__Given exercise__
Copy out each line of the data holding "Перси".
## Begin Material provided
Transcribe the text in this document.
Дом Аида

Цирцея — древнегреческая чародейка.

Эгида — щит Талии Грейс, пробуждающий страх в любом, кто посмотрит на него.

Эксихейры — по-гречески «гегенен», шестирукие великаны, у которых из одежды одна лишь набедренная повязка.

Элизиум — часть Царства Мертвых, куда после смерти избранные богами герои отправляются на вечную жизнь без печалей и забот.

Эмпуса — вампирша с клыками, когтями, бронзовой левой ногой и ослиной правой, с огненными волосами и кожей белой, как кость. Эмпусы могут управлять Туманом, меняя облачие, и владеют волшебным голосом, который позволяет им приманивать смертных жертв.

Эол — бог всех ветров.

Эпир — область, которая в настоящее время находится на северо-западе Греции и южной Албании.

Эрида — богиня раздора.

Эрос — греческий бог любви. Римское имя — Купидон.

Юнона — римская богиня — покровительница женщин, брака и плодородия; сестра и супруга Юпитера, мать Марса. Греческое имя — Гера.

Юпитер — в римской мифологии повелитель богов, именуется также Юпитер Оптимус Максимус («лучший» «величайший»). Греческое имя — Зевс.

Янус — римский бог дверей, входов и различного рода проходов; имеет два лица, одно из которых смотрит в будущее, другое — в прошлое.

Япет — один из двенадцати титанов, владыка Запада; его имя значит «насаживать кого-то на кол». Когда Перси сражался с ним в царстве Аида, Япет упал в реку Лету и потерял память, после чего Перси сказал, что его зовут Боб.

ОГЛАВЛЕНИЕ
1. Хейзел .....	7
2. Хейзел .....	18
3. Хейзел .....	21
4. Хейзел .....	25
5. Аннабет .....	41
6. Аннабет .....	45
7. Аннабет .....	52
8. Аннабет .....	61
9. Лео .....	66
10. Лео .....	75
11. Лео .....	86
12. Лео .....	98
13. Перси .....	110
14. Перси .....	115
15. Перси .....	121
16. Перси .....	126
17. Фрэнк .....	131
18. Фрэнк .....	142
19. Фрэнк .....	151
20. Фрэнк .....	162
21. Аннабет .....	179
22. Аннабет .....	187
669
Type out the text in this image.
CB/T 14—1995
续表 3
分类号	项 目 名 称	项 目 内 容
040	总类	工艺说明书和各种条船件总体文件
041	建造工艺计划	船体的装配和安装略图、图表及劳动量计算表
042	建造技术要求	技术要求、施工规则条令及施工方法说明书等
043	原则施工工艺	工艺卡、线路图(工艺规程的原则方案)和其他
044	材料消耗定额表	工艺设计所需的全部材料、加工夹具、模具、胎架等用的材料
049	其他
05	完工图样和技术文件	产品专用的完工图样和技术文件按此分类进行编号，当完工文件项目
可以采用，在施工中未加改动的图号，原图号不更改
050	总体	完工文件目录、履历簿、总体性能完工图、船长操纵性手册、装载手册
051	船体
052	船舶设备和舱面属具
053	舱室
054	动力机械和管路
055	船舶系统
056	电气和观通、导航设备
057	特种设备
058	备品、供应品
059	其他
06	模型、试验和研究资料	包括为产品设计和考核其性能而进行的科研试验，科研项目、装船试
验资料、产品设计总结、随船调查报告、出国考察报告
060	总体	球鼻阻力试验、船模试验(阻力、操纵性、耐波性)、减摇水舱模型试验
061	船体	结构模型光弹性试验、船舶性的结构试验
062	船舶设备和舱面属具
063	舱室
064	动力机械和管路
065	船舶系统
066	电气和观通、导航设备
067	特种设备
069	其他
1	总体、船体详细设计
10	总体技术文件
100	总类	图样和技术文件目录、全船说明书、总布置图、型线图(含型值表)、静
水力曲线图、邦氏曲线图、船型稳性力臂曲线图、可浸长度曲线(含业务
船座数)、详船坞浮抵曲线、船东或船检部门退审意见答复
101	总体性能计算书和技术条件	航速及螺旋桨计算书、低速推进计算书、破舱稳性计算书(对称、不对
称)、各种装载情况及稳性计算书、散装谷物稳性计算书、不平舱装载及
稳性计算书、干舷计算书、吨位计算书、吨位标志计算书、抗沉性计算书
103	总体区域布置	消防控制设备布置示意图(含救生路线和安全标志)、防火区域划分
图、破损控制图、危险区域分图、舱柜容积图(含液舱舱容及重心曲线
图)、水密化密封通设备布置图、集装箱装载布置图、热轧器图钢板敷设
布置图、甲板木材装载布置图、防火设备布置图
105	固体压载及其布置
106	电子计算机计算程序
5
## End Material provided
__Solution for this task__
Япет — один из двенадцати титанов, владыка Запада; его имя значит «насаживать кого-то на кол». Когда Перси сражался с ним в царстве Аида, Япет упал в реку Лету и потерял память, после чего Перси сказал, что его зовут Боб.
13. Перси .....	110
14. Перси .....	115
15. Перси .....	121
16. Перси .....	126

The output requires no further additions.